-------- LISTED ENTRIES

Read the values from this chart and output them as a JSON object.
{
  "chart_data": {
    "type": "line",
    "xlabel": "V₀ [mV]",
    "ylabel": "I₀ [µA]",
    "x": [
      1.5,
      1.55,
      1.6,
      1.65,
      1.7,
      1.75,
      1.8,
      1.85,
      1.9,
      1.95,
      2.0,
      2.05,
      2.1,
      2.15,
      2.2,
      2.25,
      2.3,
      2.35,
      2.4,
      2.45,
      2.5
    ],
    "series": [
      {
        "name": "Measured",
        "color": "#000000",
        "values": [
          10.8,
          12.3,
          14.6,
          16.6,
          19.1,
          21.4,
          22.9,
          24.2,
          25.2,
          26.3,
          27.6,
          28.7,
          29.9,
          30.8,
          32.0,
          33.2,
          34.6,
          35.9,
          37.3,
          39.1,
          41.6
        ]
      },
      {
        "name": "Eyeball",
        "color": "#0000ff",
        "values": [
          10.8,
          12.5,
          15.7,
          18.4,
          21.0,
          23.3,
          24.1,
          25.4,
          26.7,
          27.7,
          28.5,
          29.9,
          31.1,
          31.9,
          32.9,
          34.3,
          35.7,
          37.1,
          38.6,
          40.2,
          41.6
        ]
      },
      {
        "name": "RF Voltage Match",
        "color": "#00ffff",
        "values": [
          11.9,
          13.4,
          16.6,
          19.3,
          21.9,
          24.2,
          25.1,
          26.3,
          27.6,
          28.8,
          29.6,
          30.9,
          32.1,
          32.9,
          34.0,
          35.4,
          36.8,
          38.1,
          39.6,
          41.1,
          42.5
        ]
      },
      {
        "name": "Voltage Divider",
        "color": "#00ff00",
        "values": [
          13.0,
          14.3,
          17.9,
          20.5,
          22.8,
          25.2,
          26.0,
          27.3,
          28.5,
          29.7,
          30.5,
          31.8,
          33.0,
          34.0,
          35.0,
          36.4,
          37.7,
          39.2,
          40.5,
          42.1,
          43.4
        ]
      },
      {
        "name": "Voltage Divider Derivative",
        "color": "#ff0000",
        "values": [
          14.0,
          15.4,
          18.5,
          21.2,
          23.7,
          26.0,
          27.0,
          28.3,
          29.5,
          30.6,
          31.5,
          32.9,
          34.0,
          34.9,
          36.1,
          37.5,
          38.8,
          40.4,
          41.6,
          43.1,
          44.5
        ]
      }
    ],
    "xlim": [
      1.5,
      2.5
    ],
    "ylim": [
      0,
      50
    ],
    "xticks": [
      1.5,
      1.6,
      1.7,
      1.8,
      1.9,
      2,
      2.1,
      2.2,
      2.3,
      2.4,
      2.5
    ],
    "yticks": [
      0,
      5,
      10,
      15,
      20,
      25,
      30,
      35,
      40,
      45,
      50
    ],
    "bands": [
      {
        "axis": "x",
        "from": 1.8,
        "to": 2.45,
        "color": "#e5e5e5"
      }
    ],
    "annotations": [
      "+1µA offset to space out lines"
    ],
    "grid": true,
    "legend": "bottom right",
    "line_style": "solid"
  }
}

----------------
-------- LISTED ENTRIES

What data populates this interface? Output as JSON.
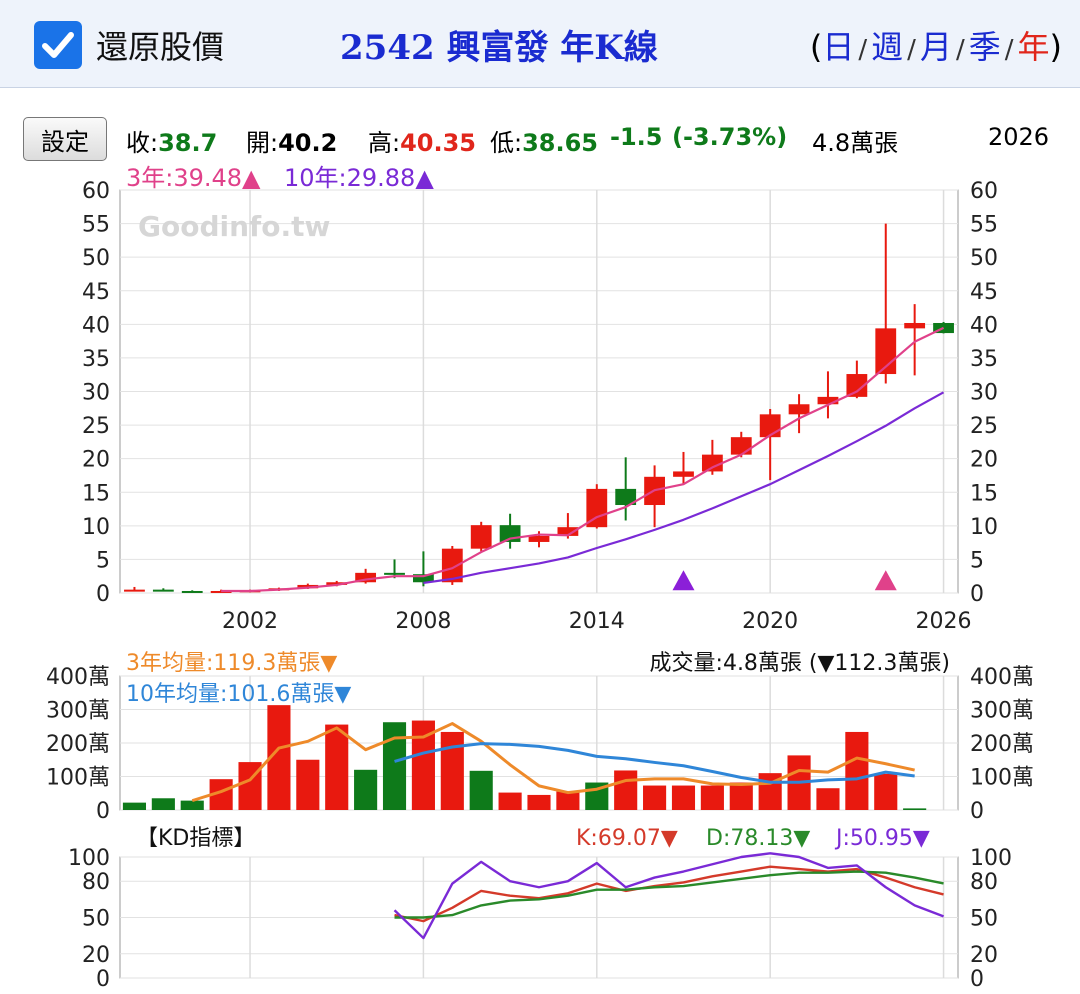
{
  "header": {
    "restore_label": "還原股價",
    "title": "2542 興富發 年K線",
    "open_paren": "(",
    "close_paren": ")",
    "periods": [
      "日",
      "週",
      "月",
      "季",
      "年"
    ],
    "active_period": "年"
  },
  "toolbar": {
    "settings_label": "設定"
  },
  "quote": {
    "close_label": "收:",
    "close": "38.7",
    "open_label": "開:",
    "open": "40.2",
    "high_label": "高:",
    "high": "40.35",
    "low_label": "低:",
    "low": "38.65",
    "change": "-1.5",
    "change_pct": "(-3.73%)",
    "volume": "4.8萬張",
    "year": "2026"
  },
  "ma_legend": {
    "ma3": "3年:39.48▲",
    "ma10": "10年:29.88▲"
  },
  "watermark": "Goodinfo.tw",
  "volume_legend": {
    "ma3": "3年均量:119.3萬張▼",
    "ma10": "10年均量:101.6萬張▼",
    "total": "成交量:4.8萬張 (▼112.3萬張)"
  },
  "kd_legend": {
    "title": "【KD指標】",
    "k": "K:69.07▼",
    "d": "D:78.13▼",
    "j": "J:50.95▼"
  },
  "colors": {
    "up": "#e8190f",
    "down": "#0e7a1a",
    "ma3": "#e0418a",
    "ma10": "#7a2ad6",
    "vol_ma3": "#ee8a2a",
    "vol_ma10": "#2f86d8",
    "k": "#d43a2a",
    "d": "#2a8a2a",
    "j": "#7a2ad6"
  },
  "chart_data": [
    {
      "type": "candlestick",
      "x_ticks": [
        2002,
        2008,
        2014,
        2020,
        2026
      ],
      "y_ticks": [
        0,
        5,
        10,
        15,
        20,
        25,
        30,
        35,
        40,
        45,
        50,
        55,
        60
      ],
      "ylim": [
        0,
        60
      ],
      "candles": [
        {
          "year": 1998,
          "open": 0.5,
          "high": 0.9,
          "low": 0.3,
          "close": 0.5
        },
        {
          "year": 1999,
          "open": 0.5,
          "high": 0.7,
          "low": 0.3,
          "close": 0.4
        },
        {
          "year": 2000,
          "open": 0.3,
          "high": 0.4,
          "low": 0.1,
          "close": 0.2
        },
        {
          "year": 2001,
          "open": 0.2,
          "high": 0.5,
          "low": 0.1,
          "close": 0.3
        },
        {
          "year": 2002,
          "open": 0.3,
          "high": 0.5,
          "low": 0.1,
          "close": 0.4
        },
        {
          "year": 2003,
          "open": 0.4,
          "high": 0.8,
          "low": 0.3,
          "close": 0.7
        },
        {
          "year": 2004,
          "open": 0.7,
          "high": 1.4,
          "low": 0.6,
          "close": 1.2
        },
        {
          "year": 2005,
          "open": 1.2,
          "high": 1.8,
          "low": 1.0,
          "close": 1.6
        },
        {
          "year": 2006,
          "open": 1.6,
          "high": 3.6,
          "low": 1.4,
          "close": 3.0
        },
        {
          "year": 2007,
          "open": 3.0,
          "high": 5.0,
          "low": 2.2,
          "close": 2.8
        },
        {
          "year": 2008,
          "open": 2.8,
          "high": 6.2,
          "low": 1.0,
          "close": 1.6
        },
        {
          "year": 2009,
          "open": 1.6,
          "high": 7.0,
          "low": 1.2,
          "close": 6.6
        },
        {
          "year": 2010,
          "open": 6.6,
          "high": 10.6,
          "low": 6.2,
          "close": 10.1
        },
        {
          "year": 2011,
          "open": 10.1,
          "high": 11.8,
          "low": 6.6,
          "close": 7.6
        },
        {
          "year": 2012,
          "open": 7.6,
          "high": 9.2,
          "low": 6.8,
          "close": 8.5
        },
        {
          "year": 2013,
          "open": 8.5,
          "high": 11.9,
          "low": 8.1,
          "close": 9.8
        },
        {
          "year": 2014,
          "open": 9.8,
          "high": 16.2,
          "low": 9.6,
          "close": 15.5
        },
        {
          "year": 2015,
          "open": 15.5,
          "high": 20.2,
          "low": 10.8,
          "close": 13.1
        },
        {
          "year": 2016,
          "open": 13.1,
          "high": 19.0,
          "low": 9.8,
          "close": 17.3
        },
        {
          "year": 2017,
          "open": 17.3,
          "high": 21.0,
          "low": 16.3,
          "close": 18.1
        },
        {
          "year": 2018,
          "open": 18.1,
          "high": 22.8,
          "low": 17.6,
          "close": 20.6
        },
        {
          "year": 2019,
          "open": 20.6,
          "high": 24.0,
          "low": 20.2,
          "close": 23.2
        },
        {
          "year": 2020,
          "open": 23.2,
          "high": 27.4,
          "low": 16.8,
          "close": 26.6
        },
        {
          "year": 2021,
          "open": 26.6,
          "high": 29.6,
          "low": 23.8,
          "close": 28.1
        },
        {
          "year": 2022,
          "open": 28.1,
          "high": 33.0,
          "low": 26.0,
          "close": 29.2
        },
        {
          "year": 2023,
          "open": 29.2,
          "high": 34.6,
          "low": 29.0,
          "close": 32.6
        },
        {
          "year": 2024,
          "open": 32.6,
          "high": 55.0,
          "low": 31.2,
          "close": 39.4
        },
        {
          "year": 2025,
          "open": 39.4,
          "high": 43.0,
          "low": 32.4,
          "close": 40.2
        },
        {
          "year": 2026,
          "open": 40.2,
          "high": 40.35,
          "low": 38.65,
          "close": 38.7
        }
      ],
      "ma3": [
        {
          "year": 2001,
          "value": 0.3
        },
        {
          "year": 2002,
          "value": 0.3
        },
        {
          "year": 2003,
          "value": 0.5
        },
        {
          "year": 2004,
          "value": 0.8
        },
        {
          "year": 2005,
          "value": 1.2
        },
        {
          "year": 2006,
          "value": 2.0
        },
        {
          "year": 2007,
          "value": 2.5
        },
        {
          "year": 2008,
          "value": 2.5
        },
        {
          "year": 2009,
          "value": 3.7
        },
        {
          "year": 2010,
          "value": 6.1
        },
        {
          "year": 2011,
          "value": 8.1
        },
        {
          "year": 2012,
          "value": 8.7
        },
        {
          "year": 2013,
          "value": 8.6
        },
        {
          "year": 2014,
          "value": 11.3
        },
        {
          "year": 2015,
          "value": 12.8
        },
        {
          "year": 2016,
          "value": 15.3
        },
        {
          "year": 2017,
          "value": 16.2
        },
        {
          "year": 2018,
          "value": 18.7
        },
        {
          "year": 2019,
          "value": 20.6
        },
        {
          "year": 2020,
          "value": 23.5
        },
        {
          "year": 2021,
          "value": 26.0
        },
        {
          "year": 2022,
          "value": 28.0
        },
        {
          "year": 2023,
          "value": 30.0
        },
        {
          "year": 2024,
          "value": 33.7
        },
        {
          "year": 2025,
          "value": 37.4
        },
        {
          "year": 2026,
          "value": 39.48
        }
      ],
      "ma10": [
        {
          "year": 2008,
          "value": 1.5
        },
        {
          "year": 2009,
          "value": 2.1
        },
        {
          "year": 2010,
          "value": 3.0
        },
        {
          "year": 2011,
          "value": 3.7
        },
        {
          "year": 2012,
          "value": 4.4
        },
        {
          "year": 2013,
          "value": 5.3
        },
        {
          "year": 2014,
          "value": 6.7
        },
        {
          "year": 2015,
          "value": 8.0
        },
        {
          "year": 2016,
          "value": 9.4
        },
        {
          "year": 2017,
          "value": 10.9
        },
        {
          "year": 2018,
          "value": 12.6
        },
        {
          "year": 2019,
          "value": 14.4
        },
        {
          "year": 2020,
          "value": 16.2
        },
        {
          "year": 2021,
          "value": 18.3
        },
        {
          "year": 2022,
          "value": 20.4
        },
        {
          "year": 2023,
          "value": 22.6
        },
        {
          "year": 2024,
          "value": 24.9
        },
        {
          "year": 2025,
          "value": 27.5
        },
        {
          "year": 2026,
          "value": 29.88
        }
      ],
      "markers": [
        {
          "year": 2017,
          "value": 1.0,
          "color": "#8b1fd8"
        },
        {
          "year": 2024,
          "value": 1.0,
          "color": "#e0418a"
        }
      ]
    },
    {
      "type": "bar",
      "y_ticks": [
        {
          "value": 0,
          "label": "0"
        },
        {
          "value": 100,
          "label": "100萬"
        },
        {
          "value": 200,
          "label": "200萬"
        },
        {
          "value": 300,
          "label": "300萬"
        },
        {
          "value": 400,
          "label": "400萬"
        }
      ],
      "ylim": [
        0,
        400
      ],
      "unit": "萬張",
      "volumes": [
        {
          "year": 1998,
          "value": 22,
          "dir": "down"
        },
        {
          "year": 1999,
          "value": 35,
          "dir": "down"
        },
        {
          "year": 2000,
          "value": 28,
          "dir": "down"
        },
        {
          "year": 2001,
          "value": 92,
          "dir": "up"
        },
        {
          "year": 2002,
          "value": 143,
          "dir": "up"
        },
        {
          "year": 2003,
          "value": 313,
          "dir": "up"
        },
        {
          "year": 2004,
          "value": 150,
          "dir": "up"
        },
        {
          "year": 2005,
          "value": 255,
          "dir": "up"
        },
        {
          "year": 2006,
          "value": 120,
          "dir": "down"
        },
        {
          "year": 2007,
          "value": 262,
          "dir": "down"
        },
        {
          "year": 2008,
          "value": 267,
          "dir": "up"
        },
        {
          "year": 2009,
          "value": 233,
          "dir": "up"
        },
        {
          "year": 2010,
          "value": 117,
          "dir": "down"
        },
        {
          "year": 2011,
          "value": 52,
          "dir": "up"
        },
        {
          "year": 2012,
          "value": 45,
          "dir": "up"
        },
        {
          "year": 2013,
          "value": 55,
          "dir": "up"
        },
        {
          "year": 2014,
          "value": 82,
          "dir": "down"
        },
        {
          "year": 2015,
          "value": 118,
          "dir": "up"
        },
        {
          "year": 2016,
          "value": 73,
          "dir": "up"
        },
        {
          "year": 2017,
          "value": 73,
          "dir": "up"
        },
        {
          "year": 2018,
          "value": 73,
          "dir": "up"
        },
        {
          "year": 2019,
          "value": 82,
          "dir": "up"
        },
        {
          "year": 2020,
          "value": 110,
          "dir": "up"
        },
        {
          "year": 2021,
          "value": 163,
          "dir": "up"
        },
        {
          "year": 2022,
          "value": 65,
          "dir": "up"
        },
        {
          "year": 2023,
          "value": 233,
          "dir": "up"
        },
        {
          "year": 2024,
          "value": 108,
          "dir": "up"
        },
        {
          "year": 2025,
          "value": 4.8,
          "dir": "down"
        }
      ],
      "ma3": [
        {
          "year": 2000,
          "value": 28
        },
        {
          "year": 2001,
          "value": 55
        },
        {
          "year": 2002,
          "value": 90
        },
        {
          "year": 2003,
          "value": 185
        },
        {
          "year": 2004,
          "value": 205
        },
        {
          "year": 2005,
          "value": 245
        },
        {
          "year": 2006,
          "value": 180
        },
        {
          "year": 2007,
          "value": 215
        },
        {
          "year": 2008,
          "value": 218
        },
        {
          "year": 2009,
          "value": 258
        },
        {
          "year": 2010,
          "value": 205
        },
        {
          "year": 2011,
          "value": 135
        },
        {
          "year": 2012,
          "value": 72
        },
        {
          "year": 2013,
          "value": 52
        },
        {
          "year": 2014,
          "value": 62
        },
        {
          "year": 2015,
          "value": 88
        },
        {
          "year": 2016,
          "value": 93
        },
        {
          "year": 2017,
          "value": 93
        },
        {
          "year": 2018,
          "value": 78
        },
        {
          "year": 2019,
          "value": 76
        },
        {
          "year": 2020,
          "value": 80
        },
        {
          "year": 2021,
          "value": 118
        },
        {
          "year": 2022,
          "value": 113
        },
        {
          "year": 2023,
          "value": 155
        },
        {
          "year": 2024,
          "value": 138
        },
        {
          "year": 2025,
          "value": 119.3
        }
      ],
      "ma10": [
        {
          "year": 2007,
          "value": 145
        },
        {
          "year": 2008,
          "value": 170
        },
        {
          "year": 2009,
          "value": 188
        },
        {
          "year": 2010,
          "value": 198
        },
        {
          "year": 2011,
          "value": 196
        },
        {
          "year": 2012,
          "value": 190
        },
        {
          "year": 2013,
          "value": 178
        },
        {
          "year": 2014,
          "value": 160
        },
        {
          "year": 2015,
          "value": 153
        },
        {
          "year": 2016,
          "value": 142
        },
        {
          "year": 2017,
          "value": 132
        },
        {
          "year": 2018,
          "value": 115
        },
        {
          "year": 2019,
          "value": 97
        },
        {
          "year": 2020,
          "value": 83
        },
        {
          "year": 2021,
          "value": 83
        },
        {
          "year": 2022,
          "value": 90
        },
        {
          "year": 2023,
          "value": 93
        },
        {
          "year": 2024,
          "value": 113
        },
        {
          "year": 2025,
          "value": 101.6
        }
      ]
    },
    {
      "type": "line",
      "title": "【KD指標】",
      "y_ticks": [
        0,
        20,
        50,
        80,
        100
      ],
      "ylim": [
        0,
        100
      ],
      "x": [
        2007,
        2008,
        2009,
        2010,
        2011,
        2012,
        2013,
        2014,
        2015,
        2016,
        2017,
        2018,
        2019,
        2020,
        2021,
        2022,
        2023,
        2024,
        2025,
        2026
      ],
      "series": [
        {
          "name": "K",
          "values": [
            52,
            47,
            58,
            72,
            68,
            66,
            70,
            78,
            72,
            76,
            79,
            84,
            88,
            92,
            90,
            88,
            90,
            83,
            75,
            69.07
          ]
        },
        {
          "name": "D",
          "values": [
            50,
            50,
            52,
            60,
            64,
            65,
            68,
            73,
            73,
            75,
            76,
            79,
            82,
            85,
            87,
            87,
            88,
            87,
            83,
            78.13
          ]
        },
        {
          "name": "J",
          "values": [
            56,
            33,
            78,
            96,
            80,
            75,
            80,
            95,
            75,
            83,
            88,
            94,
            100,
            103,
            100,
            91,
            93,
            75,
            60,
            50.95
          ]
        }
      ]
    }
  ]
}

----------------

### TASK INSTRUCTIONS
Tally up the lines in the preceding listing that contain the string "from". Respond with the number and nothing else.

### EXERCISE ANSWER
2